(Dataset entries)
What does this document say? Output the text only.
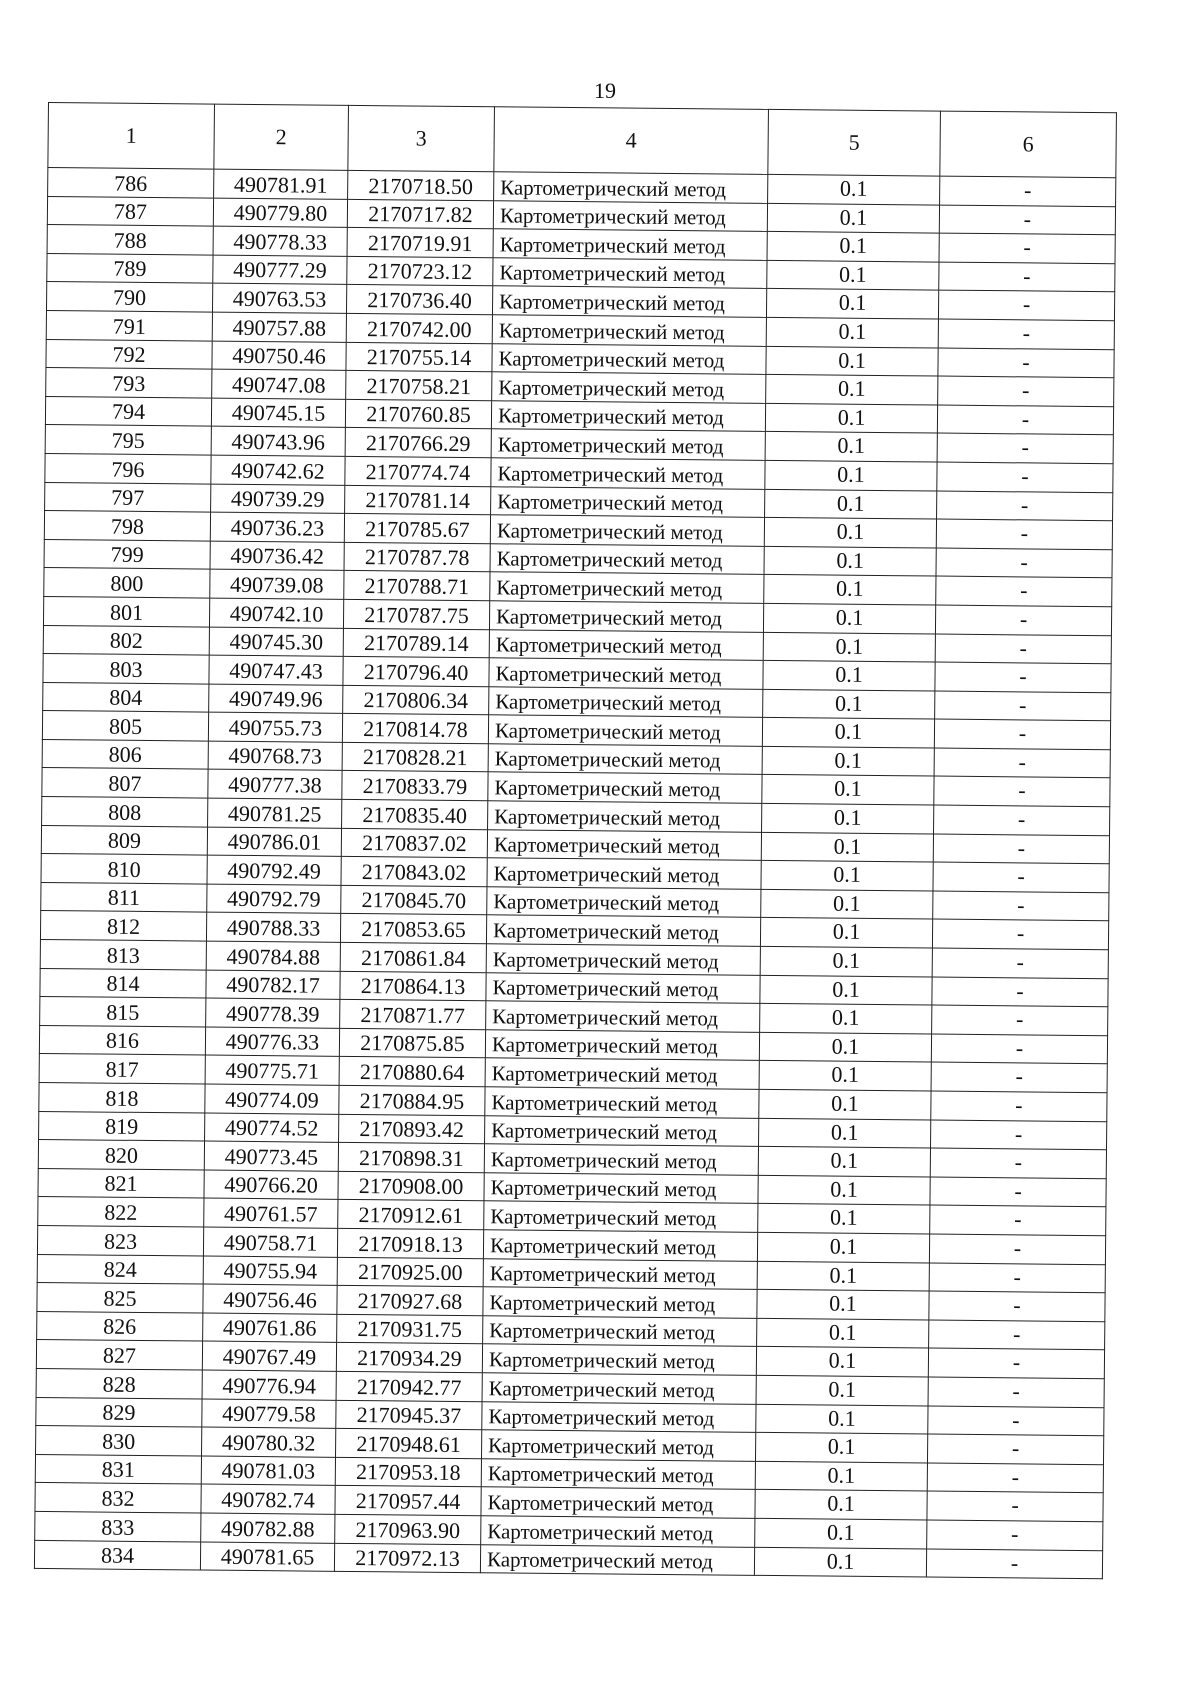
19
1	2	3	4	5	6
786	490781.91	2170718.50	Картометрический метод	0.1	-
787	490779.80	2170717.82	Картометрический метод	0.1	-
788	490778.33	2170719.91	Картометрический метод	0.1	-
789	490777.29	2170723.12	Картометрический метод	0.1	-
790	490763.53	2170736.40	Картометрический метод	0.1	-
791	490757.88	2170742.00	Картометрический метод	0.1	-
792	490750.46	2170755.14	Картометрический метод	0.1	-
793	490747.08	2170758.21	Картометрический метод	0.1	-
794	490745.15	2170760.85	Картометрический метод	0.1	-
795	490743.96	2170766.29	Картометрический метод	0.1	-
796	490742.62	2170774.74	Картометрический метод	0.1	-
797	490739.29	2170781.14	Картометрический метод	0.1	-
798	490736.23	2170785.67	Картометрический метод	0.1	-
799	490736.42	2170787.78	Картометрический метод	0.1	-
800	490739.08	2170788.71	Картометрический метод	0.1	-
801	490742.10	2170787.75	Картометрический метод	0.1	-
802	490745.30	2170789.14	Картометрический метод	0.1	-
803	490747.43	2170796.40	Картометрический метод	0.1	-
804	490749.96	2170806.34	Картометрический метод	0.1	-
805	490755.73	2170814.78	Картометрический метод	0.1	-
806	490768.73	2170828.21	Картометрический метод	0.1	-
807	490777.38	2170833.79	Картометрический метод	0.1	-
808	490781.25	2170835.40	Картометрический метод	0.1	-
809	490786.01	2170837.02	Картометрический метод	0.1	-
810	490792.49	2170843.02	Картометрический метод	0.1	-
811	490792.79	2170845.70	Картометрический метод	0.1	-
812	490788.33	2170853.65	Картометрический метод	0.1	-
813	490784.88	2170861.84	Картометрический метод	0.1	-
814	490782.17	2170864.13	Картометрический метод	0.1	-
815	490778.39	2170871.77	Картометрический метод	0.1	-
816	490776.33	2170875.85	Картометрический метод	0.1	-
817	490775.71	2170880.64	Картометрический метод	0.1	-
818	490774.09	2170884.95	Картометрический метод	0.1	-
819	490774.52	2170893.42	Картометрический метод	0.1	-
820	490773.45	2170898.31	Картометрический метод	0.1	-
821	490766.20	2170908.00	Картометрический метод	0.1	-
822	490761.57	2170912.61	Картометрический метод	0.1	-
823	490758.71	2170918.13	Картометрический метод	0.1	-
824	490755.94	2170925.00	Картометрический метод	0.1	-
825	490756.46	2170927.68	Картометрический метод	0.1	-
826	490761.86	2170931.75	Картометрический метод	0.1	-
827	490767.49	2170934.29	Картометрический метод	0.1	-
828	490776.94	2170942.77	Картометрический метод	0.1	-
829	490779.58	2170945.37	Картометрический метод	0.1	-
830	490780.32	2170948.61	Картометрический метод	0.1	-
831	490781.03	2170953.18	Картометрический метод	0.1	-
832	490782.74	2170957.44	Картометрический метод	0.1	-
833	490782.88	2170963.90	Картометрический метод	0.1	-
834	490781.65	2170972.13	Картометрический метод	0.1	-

* * *

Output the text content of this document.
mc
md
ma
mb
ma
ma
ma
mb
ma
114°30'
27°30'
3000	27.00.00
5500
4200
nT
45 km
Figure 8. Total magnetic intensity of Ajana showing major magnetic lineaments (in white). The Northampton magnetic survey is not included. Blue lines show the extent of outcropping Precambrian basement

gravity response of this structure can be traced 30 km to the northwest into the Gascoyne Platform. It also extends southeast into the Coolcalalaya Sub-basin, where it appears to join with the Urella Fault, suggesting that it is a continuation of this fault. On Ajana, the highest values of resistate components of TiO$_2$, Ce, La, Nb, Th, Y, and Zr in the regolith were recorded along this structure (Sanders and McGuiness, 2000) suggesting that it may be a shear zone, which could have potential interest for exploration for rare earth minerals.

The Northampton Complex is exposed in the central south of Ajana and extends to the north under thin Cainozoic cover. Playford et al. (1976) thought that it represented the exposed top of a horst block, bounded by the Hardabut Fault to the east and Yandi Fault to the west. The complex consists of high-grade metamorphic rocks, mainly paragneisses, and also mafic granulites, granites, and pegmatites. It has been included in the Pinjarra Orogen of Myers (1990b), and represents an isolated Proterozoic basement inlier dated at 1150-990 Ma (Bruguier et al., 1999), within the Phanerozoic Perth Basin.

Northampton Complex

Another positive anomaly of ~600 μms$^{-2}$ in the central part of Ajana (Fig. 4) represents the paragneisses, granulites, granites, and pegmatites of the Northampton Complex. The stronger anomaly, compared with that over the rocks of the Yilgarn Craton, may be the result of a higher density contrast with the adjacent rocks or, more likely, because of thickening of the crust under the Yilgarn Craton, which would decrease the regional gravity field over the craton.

§ **EXERCISE AIM**: Your task is to pick out every line with the string "text" and copy it.

§ **THE SOLUTION**:
What does this document say? Output the text only.
Output the text content of this document.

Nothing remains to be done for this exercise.